**Task goal**
Copy all lines in which the word "себя" can be found.
* begin Entries provided *
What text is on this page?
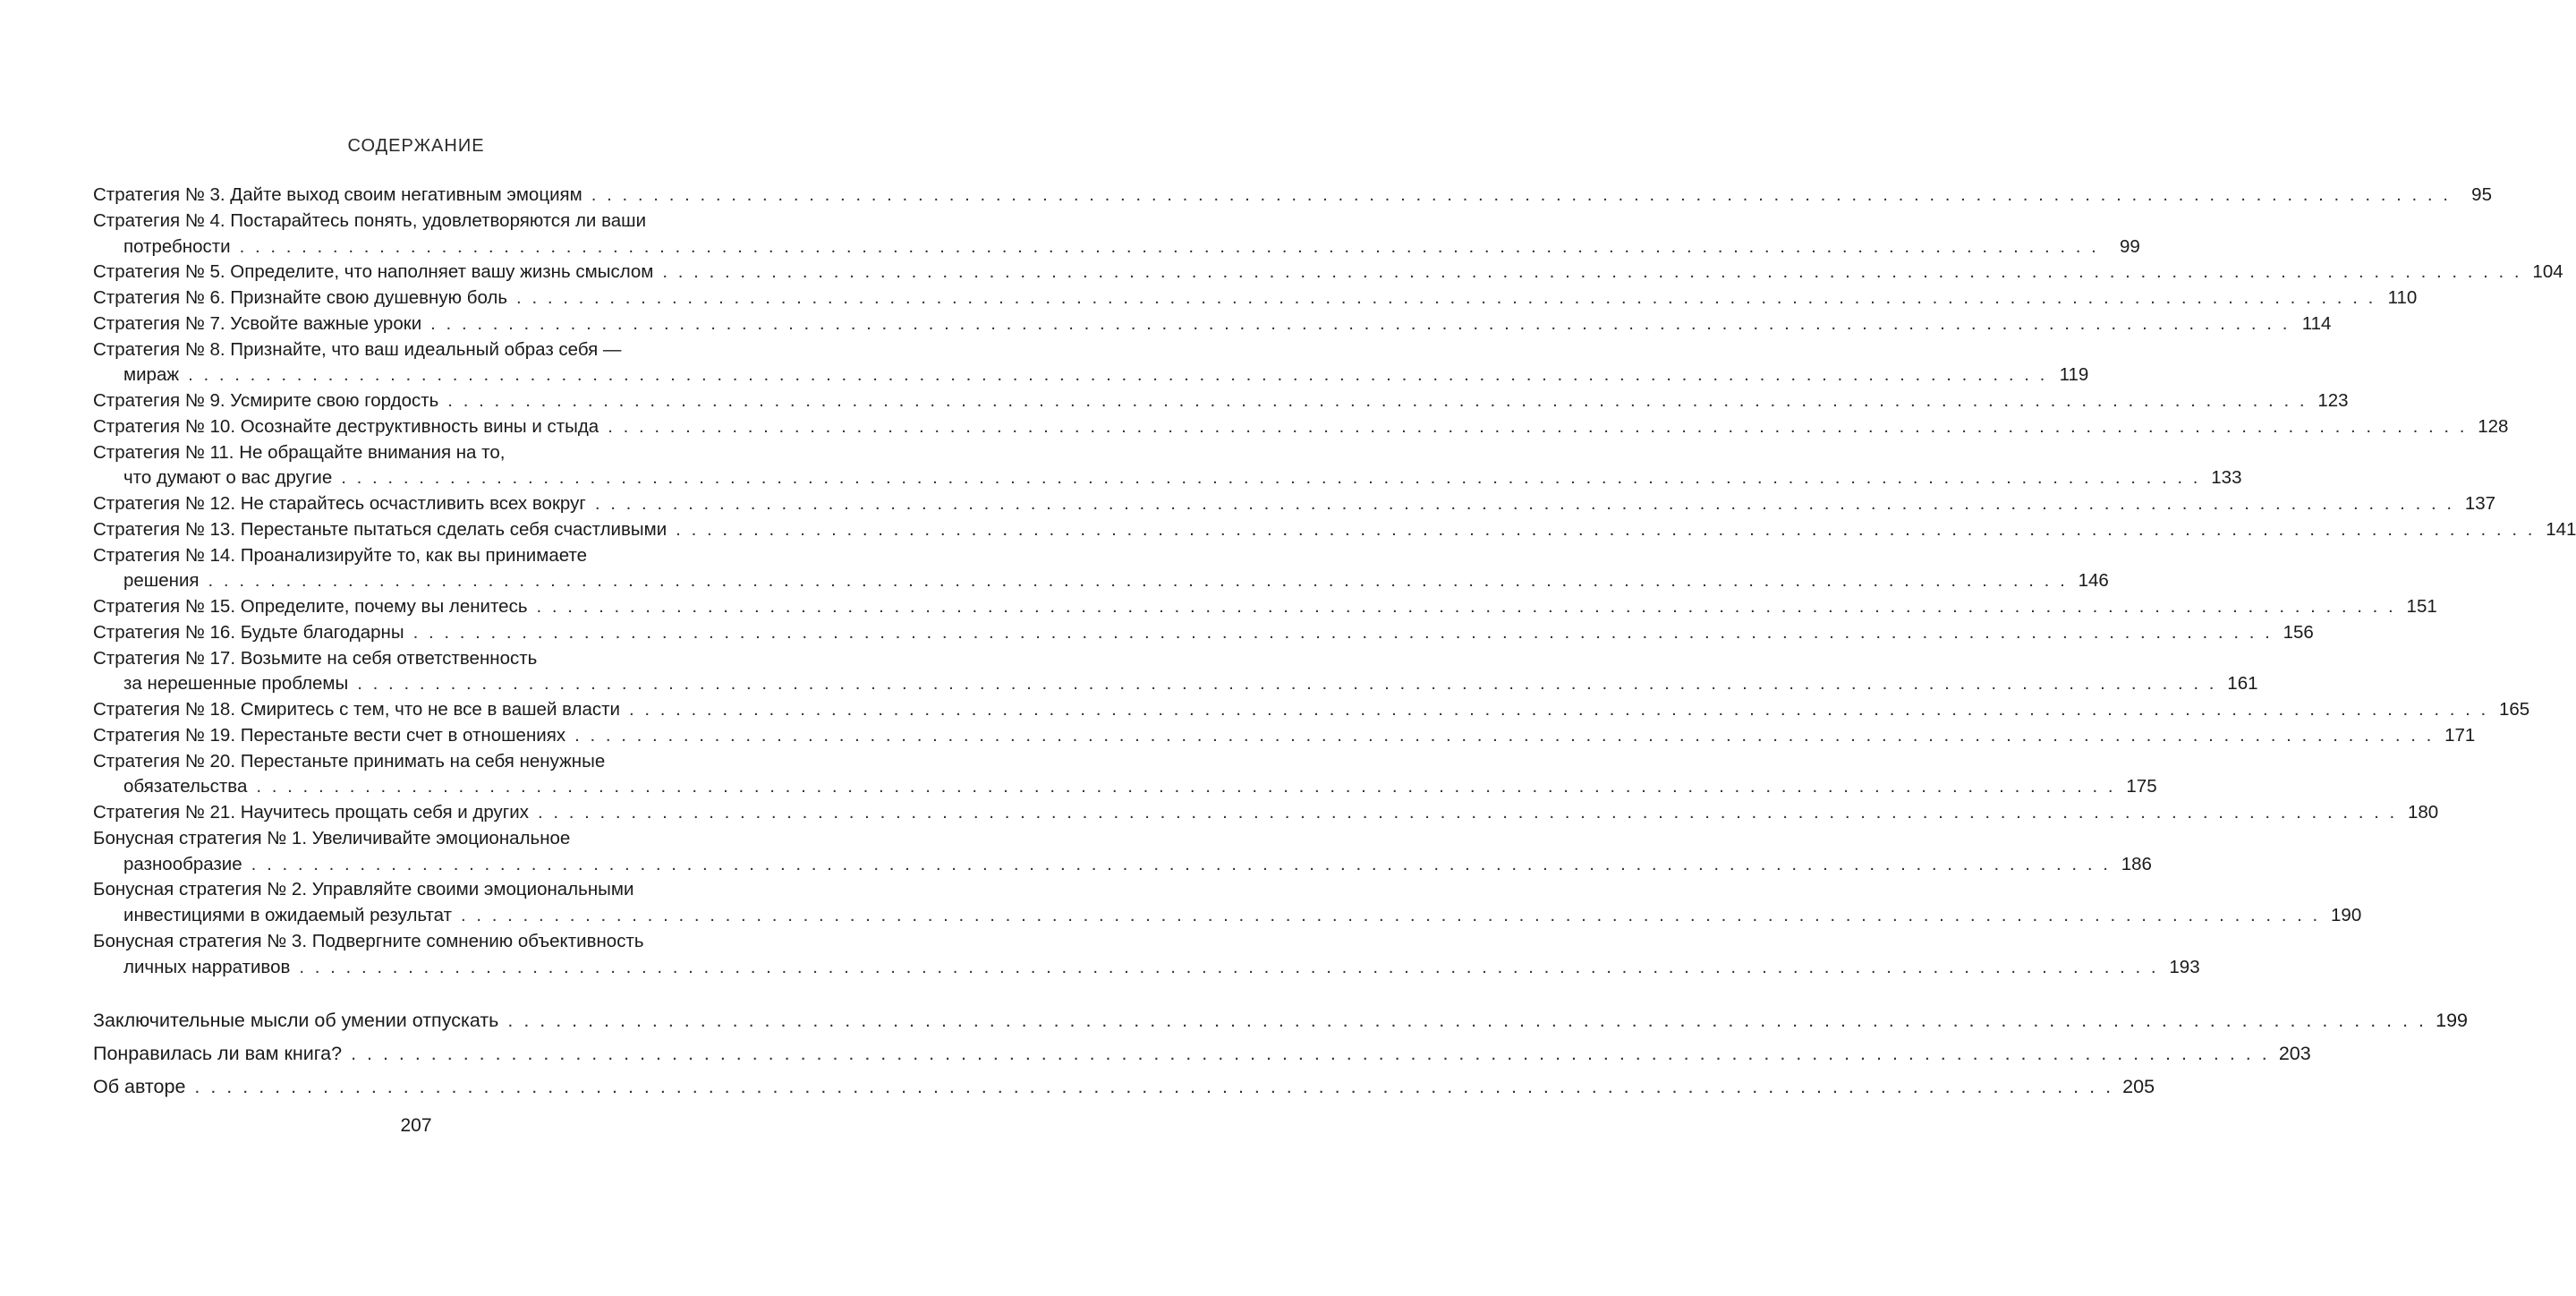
СОДЕРЖАНИЕ
Стратегия № 3. Дайте выход своим негативным эмоциям . . . . . . . . . . . . . . . . . . . . . . . . . . . . . . . . . . . . . . . . . . . . . . . . . . . . . . . . . . . . . . . . . . . . . . . . . . . . . . . . . . . . . . . . . . . . . . . . . . . . . . . . . . . . . . . . . . . . . . . .	95
Стратегия № 4. Постарайтесь понять, удовлетворяются ли ваши
потребности . . . . . . . . . . . . . . . . . . . . . . . . . . . . . . . . . . . . . . . . . . . . . . . . . . . . . . . . . . . . . . . . . . . . . . . . . . . . . . . . . . . . . . . . . . . . . . . . . . . . . . . . . . . . . . . . . . . . . . . .	99
Стратегия № 5. Определите, что наполняет вашу жизнь смыслом . . . . . . . . . . . . . . . . . . . . . . . . . . . . . . . . . . . . . . . . . . . . . . . . . . . . . . . . . . . . . . . . . . . . . . . . . . . . . . . . . . . . . . . . . . . . . . . . . . . . . . . . . . . . . . . . . . . . . . . . 104
Стратегия № 6. Признайте свою душевную боль . . . . . . . . . . . . . . . . . . . . . . . . . . . . . . . . . . . . . . . . . . . . . . . . . . . . . . . . . . . . . . . . . . . . . . . . . . . . . . . . . . . . . . . . . . . . . . . . . . . . . . . . . . . . . . . . . . . . . . . . 110
Стратегия № 7. Усвойте важные уроки . . . . . . . . . . . . . . . . . . . . . . . . . . . . . . . . . . . . . . . . . . . . . . . . . . . . . . . . . . . . . . . . . . . . . . . . . . . . . . . . . . . . . . . . . . . . . . . . . . . . . . . . . . . . . . . . . . . . . . . . 114
Стратегия № 8. Признайте, что ваш идеальный образ себя —
мираж . . . . . . . . . . . . . . . . . . . . . . . . . . . . . . . . . . . . . . . . . . . . . . . . . . . . . . . . . . . . . . . . . . . . . . . . . . . . . . . . . . . . . . . . . . . . . . . . . . . . . . . . . . . . . . . . . . . . . . . . 119
Стратегия № 9. Усмирите свою гордость . . . . . . . . . . . . . . . . . . . . . . . . . . . . . . . . . . . . . . . . . . . . . . . . . . . . . . . . . . . . . . . . . . . . . . . . . . . . . . . . . . . . . . . . . . . . . . . . . . . . . . . . . . . . . . . . . . . . . . . . 123
Стратегия № 10. Осознайте деструктивность вины и стыда . . . . . . . . . . . . . . . . . . . . . . . . . . . . . . . . . . . . . . . . . . . . . . . . . . . . . . . . . . . . . . . . . . . . . . . . . . . . . . . . . . . . . . . . . . . . . . . . . . . . . . . . . . . . . . . . . . . . . . . . 128
Стратегия № 11. Не обращайте внимания на то,
что думают о вас другие . . . . . . . . . . . . . . . . . . . . . . . . . . . . . . . . . . . . . . . . . . . . . . . . . . . . . . . . . . . . . . . . . . . . . . . . . . . . . . . . . . . . . . . . . . . . . . . . . . . . . . . . . . . . . . . . . . . . . . . . 133
Стратегия № 12. Не старайтесь осчастливить всех вокруг . . . . . . . . . . . . . . . . . . . . . . . . . . . . . . . . . . . . . . . . . . . . . . . . . . . . . . . . . . . . . . . . . . . . . . . . . . . . . . . . . . . . . . . . . . . . . . . . . . . . . . . . . . . . . . . . . . . . . . . . 137
Стратегия № 13. Перестаньте пытаться сделать себя счастливыми . . . . . . . . . . . . . . . . . . . . . . . . . . . . . . . . . . . . . . . . . . . . . . . . . . . . . . . . . . . . . . . . . . . . . . . . . . . . . . . . . . . . . . . . . . . . . . . . . . . . . . . . . . . . . . . . . . . . . . . . 141
Стратегия № 14. Проанализируйте то, как вы принимаете
решения . . . . . . . . . . . . . . . . . . . . . . . . . . . . . . . . . . . . . . . . . . . . . . . . . . . . . . . . . . . . . . . . . . . . . . . . . . . . . . . . . . . . . . . . . . . . . . . . . . . . . . . . . . . . . . . . . . . . . . . . 146
Стратегия № 15. Определите, почему вы ленитесь . . . . . . . . . . . . . . . . . . . . . . . . . . . . . . . . . . . . . . . . . . . . . . . . . . . . . . . . . . . . . . . . . . . . . . . . . . . . . . . . . . . . . . . . . . . . . . . . . . . . . . . . . . . . . . . . . . . . . . . . 151
Стратегия № 16. Будьте благодарны . . . . . . . . . . . . . . . . . . . . . . . . . . . . . . . . . . . . . . . . . . . . . . . . . . . . . . . . . . . . . . . . . . . . . . . . . . . . . . . . . . . . . . . . . . . . . . . . . . . . . . . . . . . . . . . . . . . . . . . . 156
Стратегия № 17. Возьмите на себя ответственность
за нерешенные проблемы . . . . . . . . . . . . . . . . . . . . . . . . . . . . . . . . . . . . . . . . . . . . . . . . . . . . . . . . . . . . . . . . . . . . . . . . . . . . . . . . . . . . . . . . . . . . . . . . . . . . . . . . . . . . . . . . . . . . . . . . 161
Стратегия № 18. Смиритесь с тем, что не все в вашей власти . . . . . . . . . . . . . . . . . . . . . . . . . . . . . . . . . . . . . . . . . . . . . . . . . . . . . . . . . . . . . . . . . . . . . . . . . . . . . . . . . . . . . . . . . . . . . . . . . . . . . . . . . . . . . . . . . . . . . . . . 165
Стратегия № 19. Перестаньте вести счет в отношениях . . . . . . . . . . . . . . . . . . . . . . . . . . . . . . . . . . . . . . . . . . . . . . . . . . . . . . . . . . . . . . . . . . . . . . . . . . . . . . . . . . . . . . . . . . . . . . . . . . . . . . . . . . . . . . . . . . . . . . . . 171
Стратегия № 20. Перестаньте принимать на себя ненужные
обязательства . . . . . . . . . . . . . . . . . . . . . . . . . . . . . . . . . . . . . . . . . . . . . . . . . . . . . . . . . . . . . . . . . . . . . . . . . . . . . . . . . . . . . . . . . . . . . . . . . . . . . . . . . . . . . . . . . . . . . . . . 175
Стратегия № 21. Научитесь прощать себя и других . . . . . . . . . . . . . . . . . . . . . . . . . . . . . . . . . . . . . . . . . . . . . . . . . . . . . . . . . . . . . . . . . . . . . . . . . . . . . . . . . . . . . . . . . . . . . . . . . . . . . . . . . . . . . . . . . . . . . . . . 180
Бонусная стратегия № 1. Увеличивайте эмоциональное
разнообразие . . . . . . . . . . . . . . . . . . . . . . . . . . . . . . . . . . . . . . . . . . . . . . . . . . . . . . . . . . . . . . . . . . . . . . . . . . . . . . . . . . . . . . . . . . . . . . . . . . . . . . . . . . . . . . . . . . . . . . . . 186
Бонусная стратегия № 2. Управляйте своими эмоциональными
инвестициями в ожидаемый результат . . . . . . . . . . . . . . . . . . . . . . . . . . . . . . . . . . . . . . . . . . . . . . . . . . . . . . . . . . . . . . . . . . . . . . . . . . . . . . . . . . . . . . . . . . . . . . . . . . . . . . . . . . . . . . . . . . . . . . . . 190
Бонусная стратегия № 3. Подвергните сомнению объективность
личных нарративов . . . . . . . . . . . . . . . . . . . . . . . . . . . . . . . . . . . . . . . . . . . . . . . . . . . . . . . . . . . . . . . . . . . . . . . . . . . . . . . . . . . . . . . . . . . . . . . . . . . . . . . . . . . . . . . . . . . . . . . . 193
Заключительные мысли об умении отпускать . . . . . . . . . . . . . . . . . . . . . . . . . . . . . . . . . . . . . . . . . . . . . . . . . . . . . . . . . . . . . . . . . . . . . . . . . . . . . . . . . . . . . . . . . . . . . . . . . . . . . . . . . . . . . . . . . . . . . . . . 199
Понравилась ли вам книга? . . . . . . . . . . . . . . . . . . . . . . . . . . . . . . . . . . . . . . . . . . . . . . . . . . . . . . . . . . . . . . . . . . . . . . . . . . . . . . . . . . . . . . . . . . . . . . . . . . . . . . . . . . . . . . . . . . . . . . . . 203
Об авторе . . . . . . . . . . . . . . . . . . . . . . . . . . . . . . . . . . . . . . . . . . . . . . . . . . . . . . . . . . . . . . . . . . . . . . . . . . . . . . . . . . . . . . . . . . . . . . . . . . . . . . . . . . . . . . . . . . . . . . . . 205
207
* end Entries provided *
**Complete answer**
Стратегия № 8. Признайте, что ваш идеальный образ себя —
Стратегия № 13. Перестаньте пытаться сделать себя счастливыми . . . . . . . . . . . . . . . . . . . . . . . . . . . . . . . . . . . . . . . . . . . . . . . . . . . . . . . . . . . . . . . . . . . . . . . . . . . . . . . . . . . . . . . . . . . . . . . . . . . . . . . . . . . . . . . . . . . . . . . . 141
Стратегия № 17. Возьмите на себя ответственность
Стратегия № 20. Перестаньте принимать на себя ненужные
Стратегия № 21. Научитесь прощать себя и других . . . . . . . . . . . . . . . . . . . . . . . . . . . . . . . . . . . . . . . . . . . . . . . . . . . . . . . . . . . . . . . . . . . . . . . . . . . . . . . . . . . . . . . . . . . . . . . . . . . . . . . . . . . . . . . . . . . . . . . . 180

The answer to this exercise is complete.